= REQUIREMENT =
Print out the material that follows word for word.

= TASK INPUTS =
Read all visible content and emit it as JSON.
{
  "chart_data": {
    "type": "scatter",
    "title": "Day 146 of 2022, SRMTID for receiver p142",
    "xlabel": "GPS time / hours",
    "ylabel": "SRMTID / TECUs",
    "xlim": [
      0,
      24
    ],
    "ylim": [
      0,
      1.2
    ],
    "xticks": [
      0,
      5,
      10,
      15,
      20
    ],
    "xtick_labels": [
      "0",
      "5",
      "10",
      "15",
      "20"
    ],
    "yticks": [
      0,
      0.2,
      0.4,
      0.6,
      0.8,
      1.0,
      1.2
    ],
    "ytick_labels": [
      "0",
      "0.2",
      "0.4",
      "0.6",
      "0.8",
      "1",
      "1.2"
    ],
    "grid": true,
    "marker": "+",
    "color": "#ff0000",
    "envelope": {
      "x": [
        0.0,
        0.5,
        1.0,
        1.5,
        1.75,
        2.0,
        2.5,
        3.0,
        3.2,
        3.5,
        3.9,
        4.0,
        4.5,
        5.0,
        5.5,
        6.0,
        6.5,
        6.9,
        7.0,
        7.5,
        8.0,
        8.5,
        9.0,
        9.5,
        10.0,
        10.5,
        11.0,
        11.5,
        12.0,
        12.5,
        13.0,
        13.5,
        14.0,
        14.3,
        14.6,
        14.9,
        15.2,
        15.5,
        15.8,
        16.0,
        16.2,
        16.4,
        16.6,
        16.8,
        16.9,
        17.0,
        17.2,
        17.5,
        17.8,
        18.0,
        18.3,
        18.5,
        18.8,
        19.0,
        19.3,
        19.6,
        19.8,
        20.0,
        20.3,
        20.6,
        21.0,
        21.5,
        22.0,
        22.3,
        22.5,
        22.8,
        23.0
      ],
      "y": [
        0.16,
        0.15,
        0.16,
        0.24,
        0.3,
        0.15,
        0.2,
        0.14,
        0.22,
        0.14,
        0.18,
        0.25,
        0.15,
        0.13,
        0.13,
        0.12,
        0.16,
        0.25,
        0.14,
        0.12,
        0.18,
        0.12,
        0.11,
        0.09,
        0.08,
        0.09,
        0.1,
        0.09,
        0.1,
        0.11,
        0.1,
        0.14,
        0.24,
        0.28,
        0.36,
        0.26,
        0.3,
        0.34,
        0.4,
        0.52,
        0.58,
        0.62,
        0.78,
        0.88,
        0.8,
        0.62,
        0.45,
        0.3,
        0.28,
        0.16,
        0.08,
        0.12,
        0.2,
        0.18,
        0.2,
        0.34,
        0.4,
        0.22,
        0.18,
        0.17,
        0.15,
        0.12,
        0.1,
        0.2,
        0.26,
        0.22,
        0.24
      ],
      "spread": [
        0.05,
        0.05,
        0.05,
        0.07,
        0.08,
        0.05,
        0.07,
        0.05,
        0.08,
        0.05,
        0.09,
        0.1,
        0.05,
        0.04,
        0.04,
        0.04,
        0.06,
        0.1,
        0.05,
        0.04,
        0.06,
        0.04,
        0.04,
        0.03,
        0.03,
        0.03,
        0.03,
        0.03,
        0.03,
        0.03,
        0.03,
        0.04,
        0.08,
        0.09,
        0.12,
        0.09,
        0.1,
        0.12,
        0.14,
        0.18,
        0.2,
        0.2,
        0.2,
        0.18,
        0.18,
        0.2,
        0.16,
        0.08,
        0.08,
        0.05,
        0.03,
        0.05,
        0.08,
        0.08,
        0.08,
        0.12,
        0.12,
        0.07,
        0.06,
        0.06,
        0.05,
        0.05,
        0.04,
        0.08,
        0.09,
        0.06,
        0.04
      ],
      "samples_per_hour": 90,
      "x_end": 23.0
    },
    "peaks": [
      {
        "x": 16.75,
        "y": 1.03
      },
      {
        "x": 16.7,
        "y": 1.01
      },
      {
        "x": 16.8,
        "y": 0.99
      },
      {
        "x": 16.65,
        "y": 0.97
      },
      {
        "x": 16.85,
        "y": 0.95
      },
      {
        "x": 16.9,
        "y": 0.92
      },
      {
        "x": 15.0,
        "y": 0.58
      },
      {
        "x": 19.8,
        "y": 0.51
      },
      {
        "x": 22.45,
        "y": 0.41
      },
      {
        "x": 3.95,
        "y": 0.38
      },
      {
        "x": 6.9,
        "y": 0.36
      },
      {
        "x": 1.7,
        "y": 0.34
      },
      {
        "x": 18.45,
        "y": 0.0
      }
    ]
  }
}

= RESULT FOR THIS EXERCISE =
Read all visible content and emit it as JSON.
{
  "chart_data": {
    "type": "scatter",
    "title": "Day 146 of 2022, SRMTID for receiver p142",
    "xlabel": "GPS time / hours",
    "ylabel": "SRMTID / TECUs",
    "xlim": [
      0,
      24
    ],
    "ylim": [
      0,
      1.2
    ],
    "xticks": [
      0,
      5,
      10,
      15,
      20
    ],
    "xtick_labels": [
      "0",
      "5",
      "10",
      "15",
      "20"
    ],
    "yticks": [
      0,
      0.2,
      0.4,
      0.6,
      0.8,
      1.0,
      1.2
    ],
    "ytick_labels": [
      "0",
      "0.2",
      "0.4",
      "0.6",
      "0.8",
      "1",
      "1.2"
    ],
    "grid": true,
    "marker": "+",
    "color": "#ff0000",
    "envelope": {
      "x": [
        0.0,
        0.5,
        1.0,
        1.5,
        1.75,
        2.0,
        2.5,
        3.0,
        3.2,
        3.5,
        3.9,
        4.0,
        4.5,
        5.0,
        5.5,
        6.0,
        6.5,
        6.9,
        7.0,
        7.5,
        8.0,
        8.5,
        9.0,
        9.5,
        10.0,
        10.5,
        11.0,
        11.5,
        12.0,
        12.5,
        13.0,
        13.5,
        14.0,
        14.3,
        14.6,
        14.9,
        15.2,
        15.5,
        15.8,
        16.0,
        16.2,
        16.4,
        16.6,
        16.8,
        16.9,
        17.0,
        17.2,
        17.5,
        17.8,
        18.0,
        18.3,
        18.5,
        18.8,
        19.0,
        19.3,
        19.6,
        19.8,
        20.0,
        20.3,
        20.6,
        21.0,
        21.5,
        22.0,
        22.3,
        22.5,
        22.8,
        23.0
      ],
      "y": [
        0.16,
        0.15,
        0.16,
        0.24,
        0.3,
        0.15,
        0.2,
        0.14,
        0.22,
        0.14,
        0.18,
        0.25,
        0.15,
        0.13,
        0.13,
        0.12,
        0.16,
        0.25,
        0.14,
        0.12,
        0.18,
        0.12,
        0.11,
        0.09,
        0.08,
        0.09,
        0.1,
        0.09,
        0.1,
        0.11,
        0.1,
        0.14,
        0.24,
        0.28,
        0.36,
        0.26,
        0.3,
        0.34,
        0.4,
        0.52,
        0.58,
        0.62,
        0.78,
        0.88,
        0.8,
        0.62,
        0.45,
        0.3,
        0.28,
        0.16,
        0.08,
        0.12,
        0.2,
        0.18,
        0.2,
        0.34,
        0.4,
        0.22,
        0.18,
        0.17,
        0.15,
        0.12,
        0.1,
        0.2,
        0.26,
        0.22,
        0.24
      ],
      "spread": [
        0.05,
        0.05,
        0.05,
        0.07,
        0.08,
        0.05,
        0.07,
        0.05,
        0.08,
        0.05,
        0.09,
        0.1,
        0.05,
        0.04,
        0.04,
        0.04,
        0.06,
        0.1,
        0.05,
        0.04,
        0.06,
        0.04,
        0.04,
        0.03,
        0.03,
        0.03,
        0.03,
        0.03,
        0.03,
        0.03,
        0.03,
        0.04,
        0.08,
        0.09,
        0.12,
        0.09,
        0.1,
        0.12,
        0.14,
        0.18,
        0.2,
        0.2,
        0.2,
        0.18,
        0.18,
        0.2,
        0.16,
        0.08,
        0.08,
        0.05,
        0.03,
        0.05,
        0.08,
        0.08,
        0.08,
        0.12,
        0.12,
        0.07,
        0.06,
        0.06,
        0.05,
        0.05,
        0.04,
        0.08,
        0.09,
        0.06,
        0.04
      ],
      "samples_per_hour": 90,
      "x_end": 23.0
    },
    "peaks": [
      {
        "x": 16.75,
        "y": 1.03
      },
      {
        "x": 16.7,
        "y": 1.01
      },
      {
        "x": 16.8,
        "y": 0.99
      },
      {
        "x": 16.65,
        "y": 0.97
      },
      {
        "x": 16.85,
        "y": 0.95
      },
      {
        "x": 16.9,
        "y": 0.92
      },
      {
        "x": 15.0,
        "y": 0.58
      },
      {
        "x": 19.8,
        "y": 0.51
      },
      {
        "x": 22.45,
        "y": 0.41
      },
      {
        "x": 3.95,
        "y": 0.38
      },
      {
        "x": 6.9,
        "y": 0.36
      },
      {
        "x": 1.7,
        "y": 0.34
      },
      {
        "x": 18.45,
        "y": 0.0
      }
    ]
  }
}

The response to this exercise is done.